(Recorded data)

---*---

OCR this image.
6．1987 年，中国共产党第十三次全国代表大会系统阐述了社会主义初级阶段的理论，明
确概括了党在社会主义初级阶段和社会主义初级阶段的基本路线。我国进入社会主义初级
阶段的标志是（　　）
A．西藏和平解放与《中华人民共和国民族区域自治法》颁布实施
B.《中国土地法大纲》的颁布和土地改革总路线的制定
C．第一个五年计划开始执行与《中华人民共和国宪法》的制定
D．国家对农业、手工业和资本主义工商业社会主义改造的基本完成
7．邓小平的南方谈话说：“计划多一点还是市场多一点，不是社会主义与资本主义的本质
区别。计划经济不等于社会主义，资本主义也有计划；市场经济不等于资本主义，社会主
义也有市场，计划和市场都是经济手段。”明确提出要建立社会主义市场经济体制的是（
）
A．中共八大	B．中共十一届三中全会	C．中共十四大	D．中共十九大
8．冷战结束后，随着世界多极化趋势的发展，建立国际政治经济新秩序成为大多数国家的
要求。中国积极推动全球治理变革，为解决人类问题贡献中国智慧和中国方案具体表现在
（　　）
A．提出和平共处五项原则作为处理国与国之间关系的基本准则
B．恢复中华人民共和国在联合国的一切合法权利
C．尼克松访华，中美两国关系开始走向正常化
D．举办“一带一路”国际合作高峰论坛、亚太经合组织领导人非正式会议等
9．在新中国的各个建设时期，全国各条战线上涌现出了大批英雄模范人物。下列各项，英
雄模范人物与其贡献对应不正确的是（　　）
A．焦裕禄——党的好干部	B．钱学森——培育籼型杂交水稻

---*---

Print back all the lines verbatim.

■ SOLUTION ■
OCR this image.
6．1987 年，中国共产党第十三次全国代表大会系统阐述了社会主义初级阶段的理论，明
确概括了党在社会主义初级阶段和社会主义初级阶段的基本路线。我国进入社会主义初级
阶段的标志是（　　）
A．西藏和平解放与《中华人民共和国民族区域自治法》颁布实施
B.《中国土地法大纲》的颁布和土地改革总路线的制定
C．第一个五年计划开始执行与《中华人民共和国宪法》的制定
D．国家对农业、手工业和资本主义工商业社会主义改造的基本完成
7．邓小平的南方谈话说：“计划多一点还是市场多一点，不是社会主义与资本主义的本质
区别。计划经济不等于社会主义，资本主义也有计划；市场经济不等于资本主义，社会主
义也有市场，计划和市场都是经济手段。”明确提出要建立社会主义市场经济体制的是（
）
A．中共八大	B．中共十一届三中全会	C．中共十四大	D．中共十九大
8．冷战结束后，随着世界多极化趋势的发展，建立国际政治经济新秩序成为大多数国家的
要求。中国积极推动全球治理变革，为解决人类问题贡献中国智慧和中国方案具体表现在
（　　）
A．提出和平共处五项原则作为处理国与国之间关系的基本准则
B．恢复中华人民共和国在联合国的一切合法权利
C．尼克松访华，中美两国关系开始走向正常化
D．举办“一带一路”国际合作高峰论坛、亚太经合组织领导人非正式会议等
9．在新中国的各个建设时期，全国各条战线上涌现出了大批英雄模范人物。下列各项，英
雄模范人物与其贡献对应不正确的是（　　）
A．焦裕禄——党的好干部	B．钱学森——培育籼型杂交水稻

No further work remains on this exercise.